_Data provided_.
========================================================================

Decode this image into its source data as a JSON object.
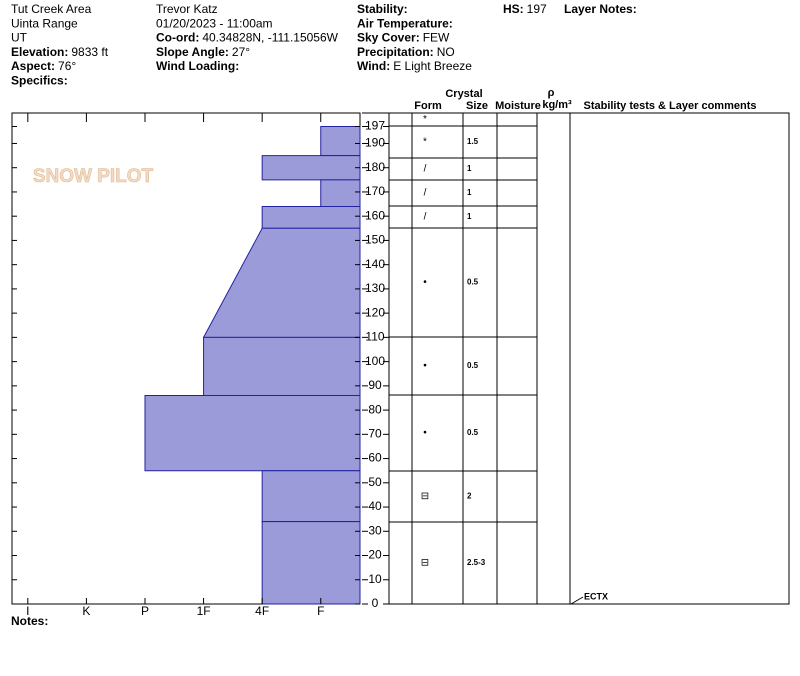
{
  "header": {
    "columns": [
      [
        {
          "value": "Tut Creek Area"
        },
        {
          "value": "Uinta Range"
        },
        {
          "value": "UT"
        },
        {
          "label": "Elevation:",
          "value": "9833 ft"
        },
        {
          "label": "Aspect:",
          "value": "76°"
        },
        {
          "label": "Specifics:"
        }
      ],
      [
        {
          "value": "Trevor Katz"
        },
        {
          "value": "01/20/2023 - 11:00am"
        },
        {
          "label": "Co-ord:",
          "value": "40.34828N, -111.15056W"
        },
        {
          "label": "Slope Angle:",
          "value": "27°"
        },
        {
          "label": "Wind Loading:"
        }
      ],
      [
        {
          "label": "Stability:"
        },
        {
          "label": "Air Temperature:"
        },
        {
          "label": "Sky Cover:",
          "value": "FEW"
        },
        {
          "label": "Precipitation:",
          "value": "NO"
        },
        {
          "label": "Wind:",
          "value": "E Light Breeze"
        }
      ],
      [
        {
          "label": "HS:",
          "value": "197"
        }
      ],
      [
        {
          "label": "Layer Notes:"
        }
      ]
    ],
    "notes": "Notes:",
    "logo": "SNOW PILOT"
  },
  "chart_data": {
    "type": "snow-profile",
    "ylim": [
      0,
      197
    ],
    "yticks": [
      0,
      10,
      20,
      30,
      40,
      50,
      60,
      70,
      80,
      90,
      100,
      110,
      120,
      130,
      140,
      150,
      160,
      170,
      180,
      190,
      197
    ],
    "xlim": [
      6.27,
      0.33
    ],
    "xticks": [
      {
        "value": 6,
        "label": "I"
      },
      {
        "value": 5,
        "label": "K"
      },
      {
        "value": 4,
        "label": "P"
      },
      {
        "value": 3,
        "label": "1F"
      },
      {
        "value": 2,
        "label": "4F"
      },
      {
        "value": 1,
        "label": "F"
      }
    ],
    "color": "#9b9bd9",
    "edge_color": "#2222a0",
    "layers": [
      {
        "top": 197,
        "bottom": 185,
        "hardness_top": 1,
        "hardness_bottom": 1
      },
      {
        "top": 185,
        "bottom": 175,
        "hardness_top": 2,
        "hardness_bottom": 2
      },
      {
        "top": 175,
        "bottom": 164,
        "hardness_top": 1,
        "hardness_bottom": 1
      },
      {
        "top": 164,
        "bottom": 155,
        "hardness_top": 2,
        "hardness_bottom": 2
      },
      {
        "top": 155,
        "bottom": 110,
        "hardness_top": 2,
        "hardness_bottom": 3
      },
      {
        "top": 110,
        "bottom": 86,
        "hardness_top": 3,
        "hardness_bottom": 3
      },
      {
        "top": 86,
        "bottom": 55,
        "hardness_top": 4,
        "hardness_bottom": 4
      },
      {
        "top": 55,
        "bottom": 34,
        "hardness_top": 2,
        "hardness_bottom": 2
      },
      {
        "top": 34,
        "bottom": 0,
        "hardness_top": 2,
        "hardness_bottom": 2
      }
    ],
    "table_headers": {
      "form": "Form",
      "crystal": "Crystal",
      "size": "Size",
      "moisture": "Moisture",
      "rho": "ρ",
      "density": "kg/m³",
      "comments": "Stability tests & Layer comments"
    },
    "crystal_rows": [
      {
        "form": "*"
      },
      {
        "form": "*",
        "size": "1.5"
      },
      {
        "form": "/",
        "size": "1"
      },
      {
        "form": "/",
        "size": "1"
      },
      {
        "form": "/",
        "size": "1"
      },
      {
        "form": "•",
        "size": "0.5"
      },
      {
        "form": "•",
        "size": "0.5"
      },
      {
        "form": "•",
        "size": "0.5"
      },
      {
        "form": "⊟",
        "size": "2"
      },
      {
        "form": "⊟",
        "size": "2.5-3"
      }
    ],
    "stability_tests": [
      {
        "depth": 0,
        "label": "ECTX"
      }
    ]
  }
}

========================================================================

Reproduce all of the material above word for word. Omit the pictures.

_Solution below_.
Decode this image into its source data as a JSON object.
{
  "header": {
    "columns": [
      [
        {
          "value": "Tut Creek Area"
        },
        {
          "value": "Uinta Range"
        },
        {
          "value": "UT"
        },
        {
          "label": "Elevation:",
          "value": "9833 ft"
        },
        {
          "label": "Aspect:",
          "value": "76°"
        },
        {
          "label": "Specifics:"
        }
      ],
      [
        {
          "value": "Trevor Katz"
        },
        {
          "value": "01/20/2023 - 11:00am"
        },
        {
          "label": "Co-ord:",
          "value": "40.34828N, -111.15056W"
        },
        {
          "label": "Slope Angle:",
          "value": "27°"
        },
        {
          "label": "Wind Loading:"
        }
      ],
      [
        {
          "label": "Stability:"
        },
        {
          "label": "Air Temperature:"
        },
        {
          "label": "Sky Cover:",
          "value": "FEW"
        },
        {
          "label": "Precipitation:",
          "value": "NO"
        },
        {
          "label": "Wind:",
          "value": "E Light Breeze"
        }
      ],
      [
        {
          "label": "HS:",
          "value": "197"
        }
      ],
      [
        {
          "label": "Layer Notes:"
        }
      ]
    ],
    "notes": "Notes:",
    "logo": "SNOW PILOT"
  },
  "chart_data": {
    "type": "snow-profile",
    "ylim": [
      0,
      197
    ],
    "yticks": [
      0,
      10,
      20,
      30,
      40,
      50,
      60,
      70,
      80,
      90,
      100,
      110,
      120,
      130,
      140,
      150,
      160,
      170,
      180,
      190,
      197
    ],
    "xlim": [
      6.27,
      0.33
    ],
    "xticks": [
      {
        "value": 6,
        "label": "I"
      },
      {
        "value": 5,
        "label": "K"
      },
      {
        "value": 4,
        "label": "P"
      },
      {
        "value": 3,
        "label": "1F"
      },
      {
        "value": 2,
        "label": "4F"
      },
      {
        "value": 1,
        "label": "F"
      }
    ],
    "color": "#9b9bd9",
    "edge_color": "#2222a0",
    "layers": [
      {
        "top": 197,
        "bottom": 185,
        "hardness_top": 1,
        "hardness_bottom": 1
      },
      {
        "top": 185,
        "bottom": 175,
        "hardness_top": 2,
        "hardness_bottom": 2
      },
      {
        "top": 175,
        "bottom": 164,
        "hardness_top": 1,
        "hardness_bottom": 1
      },
      {
        "top": 164,
        "bottom": 155,
        "hardness_top": 2,
        "hardness_bottom": 2
      },
      {
        "top": 155,
        "bottom": 110,
        "hardness_top": 2,
        "hardness_bottom": 3
      },
      {
        "top": 110,
        "bottom": 86,
        "hardness_top": 3,
        "hardness_bottom": 3
      },
      {
        "top": 86,
        "bottom": 55,
        "hardness_top": 4,
        "hardness_bottom": 4
      },
      {
        "top": 55,
        "bottom": 34,
        "hardness_top": 2,
        "hardness_bottom": 2
      },
      {
        "top": 34,
        "bottom": 0,
        "hardness_top": 2,
        "hardness_bottom": 2
      }
    ],
    "table_headers": {
      "form": "Form",
      "crystal": "Crystal",
      "size": "Size",
      "moisture": "Moisture",
      "rho": "ρ",
      "density": "kg/m³",
      "comments": "Stability tests & Layer comments"
    },
    "crystal_rows": [
      {
        "form": "*"
      },
      {
        "form": "*",
        "size": "1.5"
      },
      {
        "form": "/",
        "size": "1"
      },
      {
        "form": "/",
        "size": "1"
      },
      {
        "form": "/",
        "size": "1"
      },
      {
        "form": "•",
        "size": "0.5"
      },
      {
        "form": "•",
        "size": "0.5"
      },
      {
        "form": "•",
        "size": "0.5"
      },
      {
        "form": "⊟",
        "size": "2"
      },
      {
        "form": "⊟",
        "size": "2.5-3"
      }
    ],
    "stability_tests": [
      {
        "depth": 0,
        "label": "ECTX"
      }
    ]
  }
}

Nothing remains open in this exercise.